## RECORDS PROVIDED

——

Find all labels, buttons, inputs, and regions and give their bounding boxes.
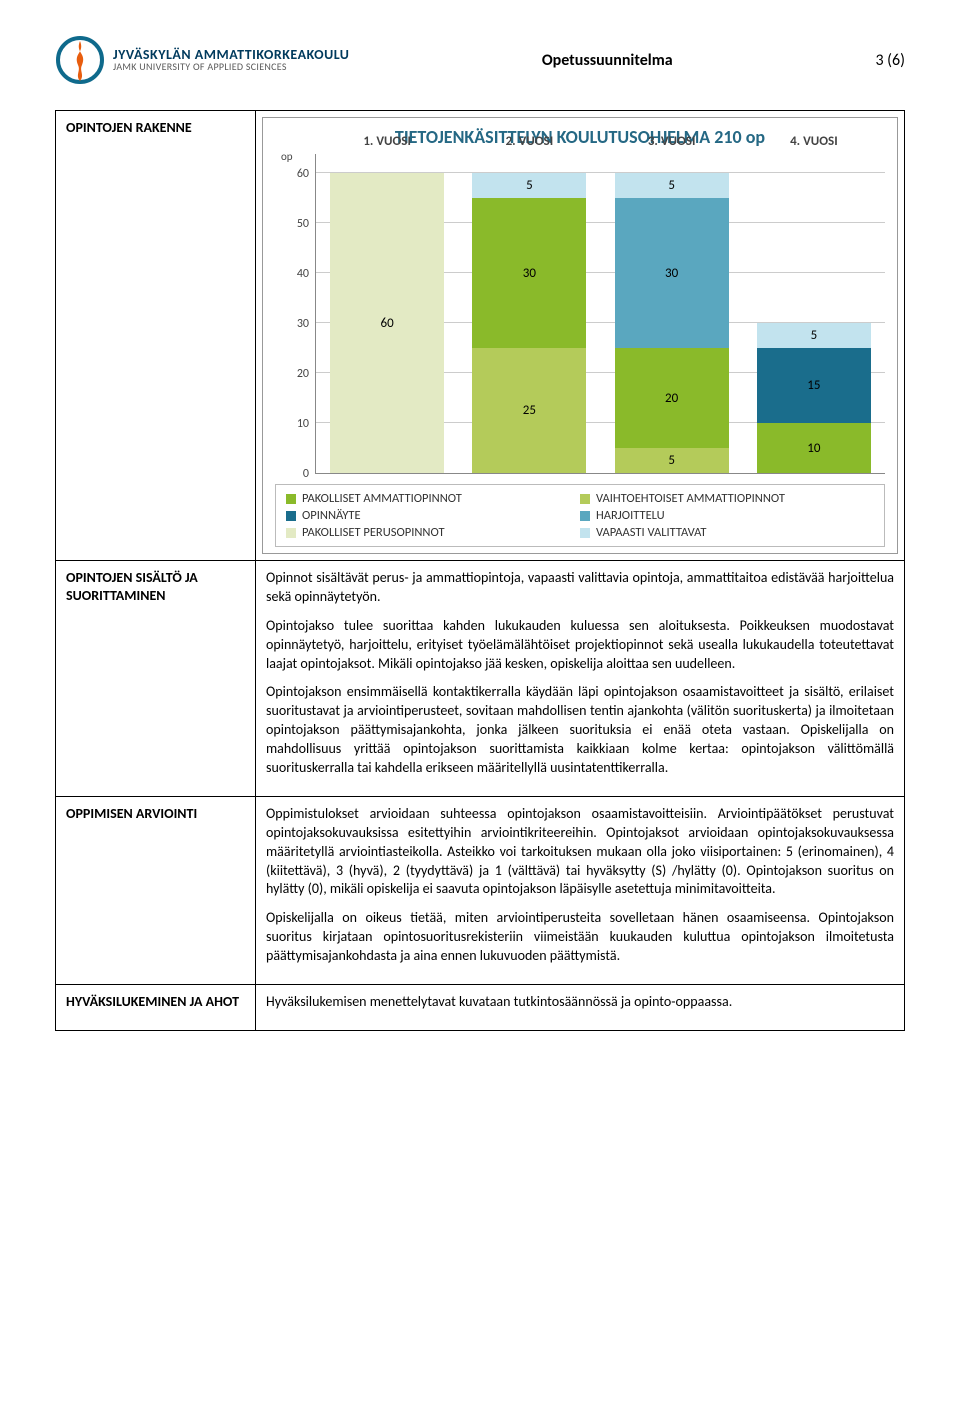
chart-column: 3. VUOSI520305 — [601, 154, 743, 473]
legend-label: OPINNÄYTE — [302, 508, 361, 523]
y-tick-label: 0 — [303, 467, 309, 481]
chart-column: 4. VUOSI10155 — [743, 154, 885, 473]
content-table: OPINTOJEN RAKENNE TIETOJENKÄSITTELYN KOU… — [55, 110, 905, 1031]
category-label: 1. VUOSI — [363, 134, 411, 149]
bar-segment: 10 — [757, 423, 871, 473]
chart-container: TIETOJENKÄSITTELYN KOULUTUSOHJELMA 210 o… — [262, 117, 898, 554]
bar-segment: 30 — [615, 198, 729, 348]
legend-swatch — [580, 528, 590, 538]
section-label-rakenne: OPINTOJEN RAKENNE — [56, 111, 256, 561]
sisalto-p3: Opintojakson ensimmäisellä kontaktikerra… — [266, 683, 894, 777]
bar-segment: 5 — [472, 173, 586, 198]
arviointi-p1: Oppimistulokset arvioidaan suhteessa opi… — [266, 805, 894, 899]
legend-item: VAPAASTI VALITTAVAT — [580, 525, 874, 540]
legend-swatch — [580, 494, 590, 504]
doc-title: Opetussuunnitelma — [349, 51, 825, 70]
y-axis: op 0102030405060 — [275, 154, 315, 474]
stacked-bar: 520305 — [615, 173, 729, 473]
legend-label: PAKOLLISET PERUSOPINNOT — [302, 525, 445, 540]
chart-column: 2. VUOSI25305 — [458, 154, 600, 473]
sisalto-p1: Opinnot sisältävät perus- ja ammattiopin… — [266, 569, 894, 607]
legend-label: VAPAASTI VALITTAVAT — [596, 525, 707, 540]
logo-text-2: JAMK UNIVERSITY OF APPLIED SCIENCES — [113, 62, 349, 72]
y-tick-label: 30 — [297, 317, 309, 331]
y-axis-unit: op — [281, 150, 293, 163]
legend-label: PAKOLLISET AMMATTIOPINNOT — [302, 491, 462, 506]
legend-label: HARJOITTELU — [596, 508, 665, 523]
bar-segment: 5 — [615, 448, 729, 473]
bar-segment: 20 — [615, 348, 729, 448]
bar-segment: 25 — [472, 348, 586, 473]
y-tick-label: 50 — [297, 217, 309, 231]
legend-swatch — [286, 511, 296, 521]
legend-item: OPINNÄYTE — [286, 508, 580, 523]
legend-swatch — [580, 511, 590, 521]
legend-swatch — [286, 494, 296, 504]
category-label: 4. VUOSI — [790, 134, 838, 149]
bar-segment: 5 — [757, 323, 871, 348]
y-tick-label: 20 — [297, 367, 309, 381]
section-content-ahot: Hyväksilukemisen menettelytavat kuvataan… — [256, 985, 905, 1031]
page-header: JYVÄSKYLÄN AMMATTIKORKEAKOULU JAMK UNIVE… — [55, 30, 905, 90]
legend-item: VAIHTOEHTOISET AMMATTIOPINNOT — [580, 491, 874, 506]
plot-area: 1. VUOSI602. VUOSI253053. VUOSI5203054. … — [315, 154, 885, 474]
y-tick-label: 10 — [297, 417, 309, 431]
bar-segment: 15 — [757, 348, 871, 423]
y-tick-label: 60 — [297, 167, 309, 181]
ahot-p1: Hyväksilukemisen menettelytavat kuvataan… — [266, 993, 894, 1012]
category-label: 3. VUOSI — [648, 134, 696, 149]
legend-item: HARJOITTELU — [580, 508, 874, 523]
section-label-arviointi: OPPIMISEN ARVIOINTI — [56, 796, 256, 984]
stacked-bar: 60 — [330, 173, 444, 473]
stacked-bar: 10155 — [757, 323, 871, 473]
chart-legend: PAKOLLISET AMMATTIOPINNOT VAIHTOEHTOISET … — [275, 484, 885, 547]
legend-label: VAIHTOEHTOISET AMMATTIOPINNOT — [596, 491, 785, 506]
section-content-arviointi: Oppimistulokset arvioidaan suhteessa opi… — [256, 796, 905, 984]
arviointi-p2: Opiskelijalla on oikeus tietää, miten ar… — [266, 909, 894, 966]
legend-swatch — [286, 528, 296, 538]
section-label-sisalto: OPINTOJEN SISÄLTÖ JA SUORITTAMINEN — [56, 561, 256, 797]
flame-icon — [55, 35, 105, 85]
page-number: 3 (6) — [825, 51, 905, 70]
bar-segment: 5 — [615, 173, 729, 198]
section-content-sisalto: Opinnot sisältävät perus- ja ammattiopin… — [256, 561, 905, 797]
y-tick-label: 40 — [297, 267, 309, 281]
legend-item: PAKOLLISET PERUSOPINNOT — [286, 525, 580, 540]
legend-item: PAKOLLISET AMMATTIOPINNOT — [286, 491, 580, 506]
bar-segment: 60 — [330, 173, 444, 473]
stacked-bar: 25305 — [472, 173, 586, 473]
sisalto-p2: Opintojakso tulee suorittaa kahden lukuk… — [266, 617, 894, 674]
category-label: 2. VUOSI — [506, 134, 554, 149]
chart-column: 1. VUOSI60 — [316, 154, 458, 473]
jamk-logo: JYVÄSKYLÄN AMMATTIKORKEAKOULU JAMK UNIVE… — [55, 35, 349, 85]
section-label-ahot: HYVÄKSILUKEMINEN JA AHOT — [56, 985, 256, 1031]
bar-segment: 30 — [472, 198, 586, 348]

——

## WRITTEN INSTRUCTION
Copy out all of the records above word for word, without the pictures.

## COMPLETE ANSWER
Find all labels, buttons, inputs, and regions and give their bounding boxes.
chart-column: 3. VUOSI520305 — [601, 154, 743, 473]
legend-label: OPINNÄYTE — [302, 508, 361, 523]
y-tick-label: 0 — [303, 467, 309, 481]
chart-column: 4. VUOSI10155 — [743, 154, 885, 473]
content-table: OPINTOJEN RAKENNE TIETOJENKÄSITTELYN KOU… — [55, 110, 905, 1031]
category-label: 1. VUOSI — [363, 134, 411, 149]
bar-segment: 10 — [757, 423, 871, 473]
chart-container: TIETOJENKÄSITTELYN KOULUTUSOHJELMA 210 o… — [262, 117, 898, 554]
bar-segment: 30 — [615, 198, 729, 348]
legend-swatch — [580, 528, 590, 538]
section-label-rakenne: OPINTOJEN RAKENNE — [56, 111, 256, 561]
sisalto-p3: Opintojakson ensimmäisellä kontaktikerra… — [266, 683, 894, 777]
bar-segment: 5 — [472, 173, 586, 198]
arviointi-p1: Oppimistulokset arvioidaan suhteessa opi… — [266, 805, 894, 899]
legend-item: VAPAASTI VALITTAVAT — [580, 525, 874, 540]
legend-swatch — [580, 494, 590, 504]
doc-title: Opetussuunnitelma — [349, 51, 825, 70]
y-axis: op 0102030405060 — [275, 154, 315, 474]
stacked-bar: 520305 — [615, 173, 729, 473]
legend-label: PAKOLLISET PERUSOPINNOT — [302, 525, 445, 540]
chart-column: 2. VUOSI25305 — [458, 154, 600, 473]
sisalto-p1: Opinnot sisältävät perus- ja ammattiopin… — [266, 569, 894, 607]
legend-label: VAPAASTI VALITTAVAT — [596, 525, 707, 540]
logo-text-2: JAMK UNIVERSITY OF APPLIED SCIENCES — [113, 62, 349, 72]
y-tick-label: 30 — [297, 317, 309, 331]
y-axis-unit: op — [281, 150, 293, 163]
legend-label: PAKOLLISET AMMATTIOPINNOT — [302, 491, 462, 506]
legend-label: HARJOITTELU — [596, 508, 665, 523]
bar-segment: 5 — [615, 448, 729, 473]
bar-segment: 20 — [615, 348, 729, 448]
bar-segment: 25 — [472, 348, 586, 473]
y-tick-label: 50 — [297, 217, 309, 231]
legend-swatch — [286, 511, 296, 521]
legend-item: OPINNÄYTE — [286, 508, 580, 523]
legend-swatch — [580, 511, 590, 521]
legend-swatch — [286, 494, 296, 504]
category-label: 4. VUOSI — [790, 134, 838, 149]
bar-segment: 5 — [757, 323, 871, 348]
y-tick-label: 20 — [297, 367, 309, 381]
section-content-ahot: Hyväksilukemisen menettelytavat kuvataan… — [256, 985, 905, 1031]
page-header: JYVÄSKYLÄN AMMATTIKORKEAKOULU JAMK UNIVE… — [55, 30, 905, 90]
legend-item: VAIHTOEHTOISET AMMATTIOPINNOT — [580, 491, 874, 506]
plot-area: 1. VUOSI602. VUOSI253053. VUOSI5203054. … — [315, 154, 885, 474]
y-tick-label: 10 — [297, 417, 309, 431]
bar-segment: 15 — [757, 348, 871, 423]
y-tick-label: 60 — [297, 167, 309, 181]
ahot-p1: Hyväksilukemisen menettelytavat kuvataan… — [266, 993, 894, 1012]
category-label: 3. VUOSI — [648, 134, 696, 149]
legend-item: HARJOITTELU — [580, 508, 874, 523]
section-label-arviointi: OPPIMISEN ARVIOINTI — [56, 796, 256, 984]
stacked-bar: 60 — [330, 173, 444, 473]
stacked-bar: 10155 — [757, 323, 871, 473]
chart-legend: PAKOLLISET AMMATTIOPINNOT VAIHTOEHTOISET … — [275, 484, 885, 547]
legend-label: VAIHTOEHTOISET AMMATTIOPINNOT — [596, 491, 785, 506]
section-content-arviointi: Oppimistulokset arvioidaan suhteessa opi… — [256, 796, 905, 984]
arviointi-p2: Opiskelijalla on oikeus tietää, miten ar… — [266, 909, 894, 966]
legend-swatch — [286, 528, 296, 538]
section-label-sisalto: OPINTOJEN SISÄLTÖ JA SUORITTAMINEN — [56, 561, 256, 797]
flame-icon — [55, 35, 105, 85]
page-number: 3 (6) — [825, 51, 905, 70]
bar-segment: 5 — [615, 173, 729, 198]
section-content-sisalto: Opinnot sisältävät perus- ja ammattiopin… — [256, 561, 905, 797]
y-tick-label: 40 — [297, 267, 309, 281]
legend-item: PAKOLLISET PERUSOPINNOT — [286, 525, 580, 540]
legend-item: PAKOLLISET AMMATTIOPINNOT — [286, 491, 580, 506]
bar-segment: 60 — [330, 173, 444, 473]
stacked-bar: 25305 — [472, 173, 586, 473]
sisalto-p2: Opintojakso tulee suorittaa kahden lukuk… — [266, 617, 894, 674]
category-label: 2. VUOSI — [506, 134, 554, 149]
chart-column: 1. VUOSI60 — [316, 154, 458, 473]
jamk-logo: JYVÄSKYLÄN AMMATTIKORKEAKOULU JAMK UNIVE… — [55, 35, 349, 85]
section-label-ahot: HYVÄKSILUKEMINEN JA AHOT — [56, 985, 256, 1031]
bar-segment: 30 — [472, 198, 586, 348]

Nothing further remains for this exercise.